▶ Given task: Count how many lines have the word "цена" in them. Reply with that number by itself.

%%

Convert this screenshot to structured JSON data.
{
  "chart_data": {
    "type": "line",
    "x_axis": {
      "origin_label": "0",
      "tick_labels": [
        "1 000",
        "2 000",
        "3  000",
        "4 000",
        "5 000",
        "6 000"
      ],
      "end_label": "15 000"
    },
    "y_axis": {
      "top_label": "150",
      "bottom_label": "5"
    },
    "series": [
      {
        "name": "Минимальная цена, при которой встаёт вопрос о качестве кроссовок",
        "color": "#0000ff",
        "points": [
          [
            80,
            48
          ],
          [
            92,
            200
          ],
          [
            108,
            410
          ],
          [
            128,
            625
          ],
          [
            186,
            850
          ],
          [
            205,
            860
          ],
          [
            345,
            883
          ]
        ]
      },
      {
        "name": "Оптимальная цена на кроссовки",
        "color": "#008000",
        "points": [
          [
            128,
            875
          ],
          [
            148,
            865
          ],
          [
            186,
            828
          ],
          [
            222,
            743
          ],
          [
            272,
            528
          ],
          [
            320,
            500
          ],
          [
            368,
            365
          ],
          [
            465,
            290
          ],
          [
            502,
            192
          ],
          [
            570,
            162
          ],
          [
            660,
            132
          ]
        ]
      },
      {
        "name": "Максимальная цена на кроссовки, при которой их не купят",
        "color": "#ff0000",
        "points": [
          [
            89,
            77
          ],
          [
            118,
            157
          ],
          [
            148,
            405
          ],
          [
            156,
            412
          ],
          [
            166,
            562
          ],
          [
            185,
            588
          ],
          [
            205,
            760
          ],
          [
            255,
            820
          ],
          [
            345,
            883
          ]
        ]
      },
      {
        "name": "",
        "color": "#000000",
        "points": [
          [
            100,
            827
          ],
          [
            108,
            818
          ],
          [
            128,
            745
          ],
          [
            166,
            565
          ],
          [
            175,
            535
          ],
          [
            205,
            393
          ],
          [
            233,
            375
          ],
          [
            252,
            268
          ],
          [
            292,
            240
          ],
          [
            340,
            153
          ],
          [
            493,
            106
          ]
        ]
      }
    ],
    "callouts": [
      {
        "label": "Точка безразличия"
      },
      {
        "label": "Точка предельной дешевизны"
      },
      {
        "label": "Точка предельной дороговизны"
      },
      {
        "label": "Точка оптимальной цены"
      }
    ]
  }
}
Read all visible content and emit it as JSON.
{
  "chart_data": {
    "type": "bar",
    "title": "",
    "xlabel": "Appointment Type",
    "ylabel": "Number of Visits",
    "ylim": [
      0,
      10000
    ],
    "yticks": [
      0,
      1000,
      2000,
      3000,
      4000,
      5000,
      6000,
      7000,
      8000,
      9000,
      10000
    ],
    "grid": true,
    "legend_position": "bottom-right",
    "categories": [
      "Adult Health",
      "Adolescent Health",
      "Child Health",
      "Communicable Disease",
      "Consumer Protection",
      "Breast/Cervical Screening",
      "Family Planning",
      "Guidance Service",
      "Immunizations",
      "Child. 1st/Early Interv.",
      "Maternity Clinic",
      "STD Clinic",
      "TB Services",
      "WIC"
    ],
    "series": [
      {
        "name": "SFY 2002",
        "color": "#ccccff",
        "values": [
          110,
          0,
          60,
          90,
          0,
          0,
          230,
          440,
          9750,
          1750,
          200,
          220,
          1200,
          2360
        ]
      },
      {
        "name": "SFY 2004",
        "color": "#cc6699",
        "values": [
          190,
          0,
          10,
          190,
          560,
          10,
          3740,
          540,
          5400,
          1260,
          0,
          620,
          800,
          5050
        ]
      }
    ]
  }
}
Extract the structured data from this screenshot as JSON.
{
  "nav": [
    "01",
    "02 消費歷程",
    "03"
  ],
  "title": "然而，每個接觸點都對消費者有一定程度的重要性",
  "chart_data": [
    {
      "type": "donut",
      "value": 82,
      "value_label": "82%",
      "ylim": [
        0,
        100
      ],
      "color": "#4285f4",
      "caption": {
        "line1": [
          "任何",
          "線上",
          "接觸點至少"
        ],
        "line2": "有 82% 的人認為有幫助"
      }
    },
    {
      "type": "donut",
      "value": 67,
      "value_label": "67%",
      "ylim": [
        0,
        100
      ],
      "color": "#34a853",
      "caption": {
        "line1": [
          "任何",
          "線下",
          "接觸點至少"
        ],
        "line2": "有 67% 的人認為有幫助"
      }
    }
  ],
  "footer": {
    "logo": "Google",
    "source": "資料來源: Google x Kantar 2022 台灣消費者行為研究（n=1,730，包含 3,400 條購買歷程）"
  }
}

%%

▶ Problem solution: 3